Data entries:
[Start]

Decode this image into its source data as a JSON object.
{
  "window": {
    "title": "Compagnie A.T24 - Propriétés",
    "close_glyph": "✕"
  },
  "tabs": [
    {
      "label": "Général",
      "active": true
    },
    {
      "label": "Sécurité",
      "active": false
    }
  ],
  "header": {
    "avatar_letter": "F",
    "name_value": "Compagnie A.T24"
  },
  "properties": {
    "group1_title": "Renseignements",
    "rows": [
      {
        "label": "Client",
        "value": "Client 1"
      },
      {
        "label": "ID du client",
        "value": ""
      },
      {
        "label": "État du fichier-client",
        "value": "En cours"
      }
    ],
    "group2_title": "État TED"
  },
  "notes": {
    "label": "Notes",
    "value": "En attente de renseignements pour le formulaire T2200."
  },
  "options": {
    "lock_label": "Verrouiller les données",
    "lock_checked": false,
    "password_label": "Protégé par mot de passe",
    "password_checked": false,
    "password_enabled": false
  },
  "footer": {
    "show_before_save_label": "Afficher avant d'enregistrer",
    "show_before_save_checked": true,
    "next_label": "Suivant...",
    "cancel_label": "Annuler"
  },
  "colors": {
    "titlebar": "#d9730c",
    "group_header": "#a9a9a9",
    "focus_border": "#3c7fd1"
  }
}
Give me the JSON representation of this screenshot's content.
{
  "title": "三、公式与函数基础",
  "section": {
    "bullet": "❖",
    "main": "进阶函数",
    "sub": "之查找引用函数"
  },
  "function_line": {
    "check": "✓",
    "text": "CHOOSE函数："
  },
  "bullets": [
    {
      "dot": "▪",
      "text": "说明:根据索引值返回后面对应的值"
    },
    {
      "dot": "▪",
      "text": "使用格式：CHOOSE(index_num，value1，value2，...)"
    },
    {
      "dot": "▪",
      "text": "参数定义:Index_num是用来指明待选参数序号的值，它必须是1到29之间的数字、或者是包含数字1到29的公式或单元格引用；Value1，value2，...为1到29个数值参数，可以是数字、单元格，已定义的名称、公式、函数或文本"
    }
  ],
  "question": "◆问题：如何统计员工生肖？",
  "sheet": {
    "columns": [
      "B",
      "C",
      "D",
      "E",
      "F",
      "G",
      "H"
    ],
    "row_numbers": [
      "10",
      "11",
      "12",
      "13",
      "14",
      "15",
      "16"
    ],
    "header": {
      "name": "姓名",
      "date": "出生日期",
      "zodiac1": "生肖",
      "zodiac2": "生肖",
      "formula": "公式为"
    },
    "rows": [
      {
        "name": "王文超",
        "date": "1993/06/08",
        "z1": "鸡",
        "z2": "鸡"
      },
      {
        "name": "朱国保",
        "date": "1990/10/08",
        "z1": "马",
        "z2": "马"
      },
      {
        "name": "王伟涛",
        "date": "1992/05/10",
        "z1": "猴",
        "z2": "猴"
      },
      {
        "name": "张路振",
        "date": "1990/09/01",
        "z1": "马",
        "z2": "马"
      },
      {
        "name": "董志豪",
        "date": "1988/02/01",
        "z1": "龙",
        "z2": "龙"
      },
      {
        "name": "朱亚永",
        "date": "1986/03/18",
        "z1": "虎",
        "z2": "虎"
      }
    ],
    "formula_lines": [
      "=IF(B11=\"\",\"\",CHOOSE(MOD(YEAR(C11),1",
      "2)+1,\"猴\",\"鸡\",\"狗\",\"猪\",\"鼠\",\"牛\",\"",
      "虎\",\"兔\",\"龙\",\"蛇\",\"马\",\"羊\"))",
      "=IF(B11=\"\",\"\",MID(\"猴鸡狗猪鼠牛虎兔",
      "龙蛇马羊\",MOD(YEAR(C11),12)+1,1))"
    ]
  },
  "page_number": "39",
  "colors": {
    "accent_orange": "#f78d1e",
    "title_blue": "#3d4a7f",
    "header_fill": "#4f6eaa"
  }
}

[End]

Exercise details => From the records above, please extract every line and repeat it exactly.

Solution =>
Decode this image into its source data as a JSON object.
{
  "window": {
    "title": "Compagnie A.T24 - Propriétés",
    "close_glyph": "✕"
  },
  "tabs": [
    {
      "label": "Général",
      "active": true
    },
    {
      "label": "Sécurité",
      "active": false
    }
  ],
  "header": {
    "avatar_letter": "F",
    "name_value": "Compagnie A.T24"
  },
  "properties": {
    "group1_title": "Renseignements",
    "rows": [
      {
        "label": "Client",
        "value": "Client 1"
      },
      {
        "label": "ID du client",
        "value": ""
      },
      {
        "label": "État du fichier-client",
        "value": "En cours"
      }
    ],
    "group2_title": "État TED"
  },
  "notes": {
    "label": "Notes",
    "value": "En attente de renseignements pour le formulaire T2200."
  },
  "options": {
    "lock_label": "Verrouiller les données",
    "lock_checked": false,
    "password_label": "Protégé par mot de passe",
    "password_checked": false,
    "password_enabled": false
  },
  "footer": {
    "show_before_save_label": "Afficher avant d'enregistrer",
    "show_before_save_checked": true,
    "next_label": "Suivant...",
    "cancel_label": "Annuler"
  },
  "colors": {
    "titlebar": "#d9730c",
    "group_header": "#a9a9a9",
    "focus_border": "#3c7fd1"
  }
}
Give me the JSON representation of this screenshot's content.
{
  "title": "三、公式与函数基础",
  "section": {
    "bullet": "❖",
    "main": "进阶函数",
    "sub": "之查找引用函数"
  },
  "function_line": {
    "check": "✓",
    "text": "CHOOSE函数："
  },
  "bullets": [
    {
      "dot": "▪",
      "text": "说明:根据索引值返回后面对应的值"
    },
    {
      "dot": "▪",
      "text": "使用格式：CHOOSE(index_num，value1，value2，...)"
    },
    {
      "dot": "▪",
      "text": "参数定义:Index_num是用来指明待选参数序号的值，它必须是1到29之间的数字、或者是包含数字1到29的公式或单元格引用；Value1，value2，...为1到29个数值参数，可以是数字、单元格，已定义的名称、公式、函数或文本"
    }
  ],
  "question": "◆问题：如何统计员工生肖？",
  "sheet": {
    "columns": [
      "B",
      "C",
      "D",
      "E",
      "F",
      "G",
      "H"
    ],
    "row_numbers": [
      "10",
      "11",
      "12",
      "13",
      "14",
      "15",
      "16"
    ],
    "header": {
      "name": "姓名",
      "date": "出生日期",
      "zodiac1": "生肖",
      "zodiac2": "生肖",
      "formula": "公式为"
    },
    "rows": [
      {
        "name": "王文超",
        "date": "1993/06/08",
        "z1": "鸡",
        "z2": "鸡"
      },
      {
        "name": "朱国保",
        "date": "1990/10/08",
        "z1": "马",
        "z2": "马"
      },
      {
        "name": "王伟涛",
        "date": "1992/05/10",
        "z1": "猴",
        "z2": "猴"
      },
      {
        "name": "张路振",
        "date": "1990/09/01",
        "z1": "马",
        "z2": "马"
      },
      {
        "name": "董志豪",
        "date": "1988/02/01",
        "z1": "龙",
        "z2": "龙"
      },
      {
        "name": "朱亚永",
        "date": "1986/03/18",
        "z1": "虎",
        "z2": "虎"
      }
    ],
    "formula_lines": [
      "=IF(B11=\"\",\"\",CHOOSE(MOD(YEAR(C11),1",
      "2)+1,\"猴\",\"鸡\",\"狗\",\"猪\",\"鼠\",\"牛\",\"",
      "虎\",\"兔\",\"龙\",\"蛇\",\"马\",\"羊\"))",
      "=IF(B11=\"\",\"\",MID(\"猴鸡狗猪鼠牛虎兔",
      "龙蛇马羊\",MOD(YEAR(C11),12)+1,1))"
    ]
  },
  "page_number": "39",
  "colors": {
    "accent_orange": "#f78d1e",
    "title_blue": "#3d4a7f",
    "header_fill": "#4f6eaa"
  }
}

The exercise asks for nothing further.